** Start Records supplied **
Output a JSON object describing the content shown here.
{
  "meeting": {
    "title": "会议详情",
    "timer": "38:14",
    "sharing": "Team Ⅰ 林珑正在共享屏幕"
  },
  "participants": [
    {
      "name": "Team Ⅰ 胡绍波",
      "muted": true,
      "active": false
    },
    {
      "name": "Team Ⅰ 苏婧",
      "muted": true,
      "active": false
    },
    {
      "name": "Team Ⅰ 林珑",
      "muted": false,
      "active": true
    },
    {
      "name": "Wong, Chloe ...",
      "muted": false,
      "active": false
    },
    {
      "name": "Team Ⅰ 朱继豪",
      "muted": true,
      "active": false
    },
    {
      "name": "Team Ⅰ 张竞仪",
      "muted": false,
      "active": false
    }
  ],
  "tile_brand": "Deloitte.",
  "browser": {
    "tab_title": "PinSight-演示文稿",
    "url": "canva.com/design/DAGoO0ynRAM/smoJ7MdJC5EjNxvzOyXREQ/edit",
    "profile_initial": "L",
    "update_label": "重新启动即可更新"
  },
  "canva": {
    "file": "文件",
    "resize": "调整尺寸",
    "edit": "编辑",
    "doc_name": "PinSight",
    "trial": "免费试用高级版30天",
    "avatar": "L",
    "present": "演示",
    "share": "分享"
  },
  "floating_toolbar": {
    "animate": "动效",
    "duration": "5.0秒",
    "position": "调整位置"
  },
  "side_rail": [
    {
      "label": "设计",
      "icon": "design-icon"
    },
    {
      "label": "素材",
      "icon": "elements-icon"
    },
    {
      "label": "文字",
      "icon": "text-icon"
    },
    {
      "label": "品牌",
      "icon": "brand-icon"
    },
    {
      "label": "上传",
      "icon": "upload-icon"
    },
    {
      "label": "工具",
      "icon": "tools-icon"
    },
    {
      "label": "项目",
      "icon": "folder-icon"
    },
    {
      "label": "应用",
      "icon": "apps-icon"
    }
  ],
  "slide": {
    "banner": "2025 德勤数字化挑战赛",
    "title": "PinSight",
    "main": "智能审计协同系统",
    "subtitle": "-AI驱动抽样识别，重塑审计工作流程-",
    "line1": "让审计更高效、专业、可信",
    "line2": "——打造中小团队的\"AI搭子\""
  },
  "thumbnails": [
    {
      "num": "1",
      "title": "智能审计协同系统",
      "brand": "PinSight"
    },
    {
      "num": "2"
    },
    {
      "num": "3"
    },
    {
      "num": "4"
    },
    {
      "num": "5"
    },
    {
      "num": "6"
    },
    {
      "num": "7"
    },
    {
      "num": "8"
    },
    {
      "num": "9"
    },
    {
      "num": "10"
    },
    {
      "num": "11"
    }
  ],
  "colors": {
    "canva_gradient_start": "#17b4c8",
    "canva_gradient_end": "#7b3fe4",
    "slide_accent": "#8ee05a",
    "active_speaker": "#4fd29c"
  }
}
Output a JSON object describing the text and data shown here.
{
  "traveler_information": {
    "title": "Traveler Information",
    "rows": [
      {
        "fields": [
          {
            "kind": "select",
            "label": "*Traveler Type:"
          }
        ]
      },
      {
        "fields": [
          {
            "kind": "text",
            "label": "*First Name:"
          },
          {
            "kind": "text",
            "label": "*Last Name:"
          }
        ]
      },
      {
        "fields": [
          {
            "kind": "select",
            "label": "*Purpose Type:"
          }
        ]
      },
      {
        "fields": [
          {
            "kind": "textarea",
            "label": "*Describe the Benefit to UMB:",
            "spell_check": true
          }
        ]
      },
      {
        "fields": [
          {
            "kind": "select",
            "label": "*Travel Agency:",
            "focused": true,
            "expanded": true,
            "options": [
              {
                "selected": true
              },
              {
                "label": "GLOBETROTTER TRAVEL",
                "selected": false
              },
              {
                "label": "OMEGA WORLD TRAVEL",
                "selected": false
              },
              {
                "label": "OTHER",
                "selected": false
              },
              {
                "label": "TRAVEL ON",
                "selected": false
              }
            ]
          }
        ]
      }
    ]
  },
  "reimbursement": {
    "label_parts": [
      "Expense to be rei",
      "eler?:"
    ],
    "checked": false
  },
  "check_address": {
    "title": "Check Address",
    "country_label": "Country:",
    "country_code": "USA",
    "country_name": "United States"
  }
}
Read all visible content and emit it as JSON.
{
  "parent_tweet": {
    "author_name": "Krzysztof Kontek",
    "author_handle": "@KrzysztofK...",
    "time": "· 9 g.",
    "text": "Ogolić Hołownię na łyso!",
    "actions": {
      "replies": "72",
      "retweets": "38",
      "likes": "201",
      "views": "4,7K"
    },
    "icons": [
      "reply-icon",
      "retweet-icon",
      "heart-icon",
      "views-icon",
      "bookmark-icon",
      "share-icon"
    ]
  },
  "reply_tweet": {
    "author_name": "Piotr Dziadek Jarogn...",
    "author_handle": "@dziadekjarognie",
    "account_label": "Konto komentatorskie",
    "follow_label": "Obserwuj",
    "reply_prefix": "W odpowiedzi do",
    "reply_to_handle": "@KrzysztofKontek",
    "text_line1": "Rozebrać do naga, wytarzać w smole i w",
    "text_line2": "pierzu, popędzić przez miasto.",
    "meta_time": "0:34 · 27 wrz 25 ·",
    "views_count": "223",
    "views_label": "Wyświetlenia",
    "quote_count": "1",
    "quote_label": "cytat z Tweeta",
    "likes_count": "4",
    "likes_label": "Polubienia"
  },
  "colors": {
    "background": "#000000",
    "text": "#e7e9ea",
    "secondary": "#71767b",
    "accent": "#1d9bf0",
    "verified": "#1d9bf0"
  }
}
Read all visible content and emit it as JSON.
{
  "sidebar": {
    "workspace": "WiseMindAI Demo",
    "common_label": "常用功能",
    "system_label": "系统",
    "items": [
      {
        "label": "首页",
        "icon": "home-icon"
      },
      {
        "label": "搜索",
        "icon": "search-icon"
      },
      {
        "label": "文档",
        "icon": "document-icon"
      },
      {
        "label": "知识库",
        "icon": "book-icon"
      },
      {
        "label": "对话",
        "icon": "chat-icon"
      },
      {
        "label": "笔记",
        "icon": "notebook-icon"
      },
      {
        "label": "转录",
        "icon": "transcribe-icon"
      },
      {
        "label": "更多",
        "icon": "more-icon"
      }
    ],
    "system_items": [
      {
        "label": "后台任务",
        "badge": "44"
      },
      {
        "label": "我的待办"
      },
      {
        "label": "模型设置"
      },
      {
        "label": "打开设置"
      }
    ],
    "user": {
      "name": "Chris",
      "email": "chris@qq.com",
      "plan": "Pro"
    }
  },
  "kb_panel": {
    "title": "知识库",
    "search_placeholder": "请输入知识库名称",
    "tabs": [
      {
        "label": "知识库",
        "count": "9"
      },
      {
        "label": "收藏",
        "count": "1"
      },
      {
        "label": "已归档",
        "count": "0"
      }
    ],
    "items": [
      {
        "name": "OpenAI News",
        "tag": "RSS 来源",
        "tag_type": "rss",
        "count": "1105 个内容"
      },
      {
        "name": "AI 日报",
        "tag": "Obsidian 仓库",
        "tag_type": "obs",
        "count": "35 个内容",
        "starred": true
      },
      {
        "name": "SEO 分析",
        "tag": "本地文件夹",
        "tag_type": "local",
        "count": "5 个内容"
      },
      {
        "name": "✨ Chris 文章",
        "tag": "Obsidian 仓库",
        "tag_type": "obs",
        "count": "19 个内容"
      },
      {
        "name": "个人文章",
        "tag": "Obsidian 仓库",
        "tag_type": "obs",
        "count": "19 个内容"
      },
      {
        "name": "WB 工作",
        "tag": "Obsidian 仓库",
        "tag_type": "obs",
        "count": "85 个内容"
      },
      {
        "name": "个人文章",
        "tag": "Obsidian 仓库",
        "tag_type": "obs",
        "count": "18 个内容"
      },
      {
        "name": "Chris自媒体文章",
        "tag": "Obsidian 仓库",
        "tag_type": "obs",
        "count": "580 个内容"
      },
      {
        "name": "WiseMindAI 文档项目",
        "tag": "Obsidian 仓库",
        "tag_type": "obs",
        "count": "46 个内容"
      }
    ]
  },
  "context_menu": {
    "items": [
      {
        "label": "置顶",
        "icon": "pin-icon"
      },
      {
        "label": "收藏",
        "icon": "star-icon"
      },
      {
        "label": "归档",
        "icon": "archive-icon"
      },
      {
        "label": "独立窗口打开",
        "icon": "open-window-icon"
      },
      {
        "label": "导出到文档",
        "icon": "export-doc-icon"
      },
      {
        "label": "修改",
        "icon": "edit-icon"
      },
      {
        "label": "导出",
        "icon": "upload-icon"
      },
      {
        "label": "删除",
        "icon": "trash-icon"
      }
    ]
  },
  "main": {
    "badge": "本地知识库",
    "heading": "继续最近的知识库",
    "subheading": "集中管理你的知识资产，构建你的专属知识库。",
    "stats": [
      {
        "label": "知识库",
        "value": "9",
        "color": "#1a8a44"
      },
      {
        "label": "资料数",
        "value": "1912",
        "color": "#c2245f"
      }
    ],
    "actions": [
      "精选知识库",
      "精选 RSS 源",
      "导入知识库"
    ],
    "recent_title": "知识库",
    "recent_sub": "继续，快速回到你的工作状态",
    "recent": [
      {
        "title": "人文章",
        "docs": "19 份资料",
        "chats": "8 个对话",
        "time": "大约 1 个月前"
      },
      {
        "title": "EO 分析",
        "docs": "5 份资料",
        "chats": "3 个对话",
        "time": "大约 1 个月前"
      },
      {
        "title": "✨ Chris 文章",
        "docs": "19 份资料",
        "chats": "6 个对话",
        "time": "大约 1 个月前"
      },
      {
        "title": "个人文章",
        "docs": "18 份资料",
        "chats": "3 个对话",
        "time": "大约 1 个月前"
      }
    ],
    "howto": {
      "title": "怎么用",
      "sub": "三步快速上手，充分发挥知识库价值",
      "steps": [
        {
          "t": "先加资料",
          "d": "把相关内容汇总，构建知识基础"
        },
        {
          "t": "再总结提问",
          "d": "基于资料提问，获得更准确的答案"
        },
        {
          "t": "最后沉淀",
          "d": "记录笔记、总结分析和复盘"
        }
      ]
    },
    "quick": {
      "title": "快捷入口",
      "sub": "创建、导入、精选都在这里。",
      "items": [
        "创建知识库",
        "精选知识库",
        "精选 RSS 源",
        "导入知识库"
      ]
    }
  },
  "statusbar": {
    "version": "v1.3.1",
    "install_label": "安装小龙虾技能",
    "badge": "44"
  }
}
** End Records supplied **
◆ Stated exercise ◆
Identify lines with the string "JSON". Copy each one.

◆ Task answer ◆
Output a JSON object describing the content shown here.
Output a JSON object describing the text and data shown here.
Read all visible content and emit it as JSON.
Read all visible content and emit it as JSON.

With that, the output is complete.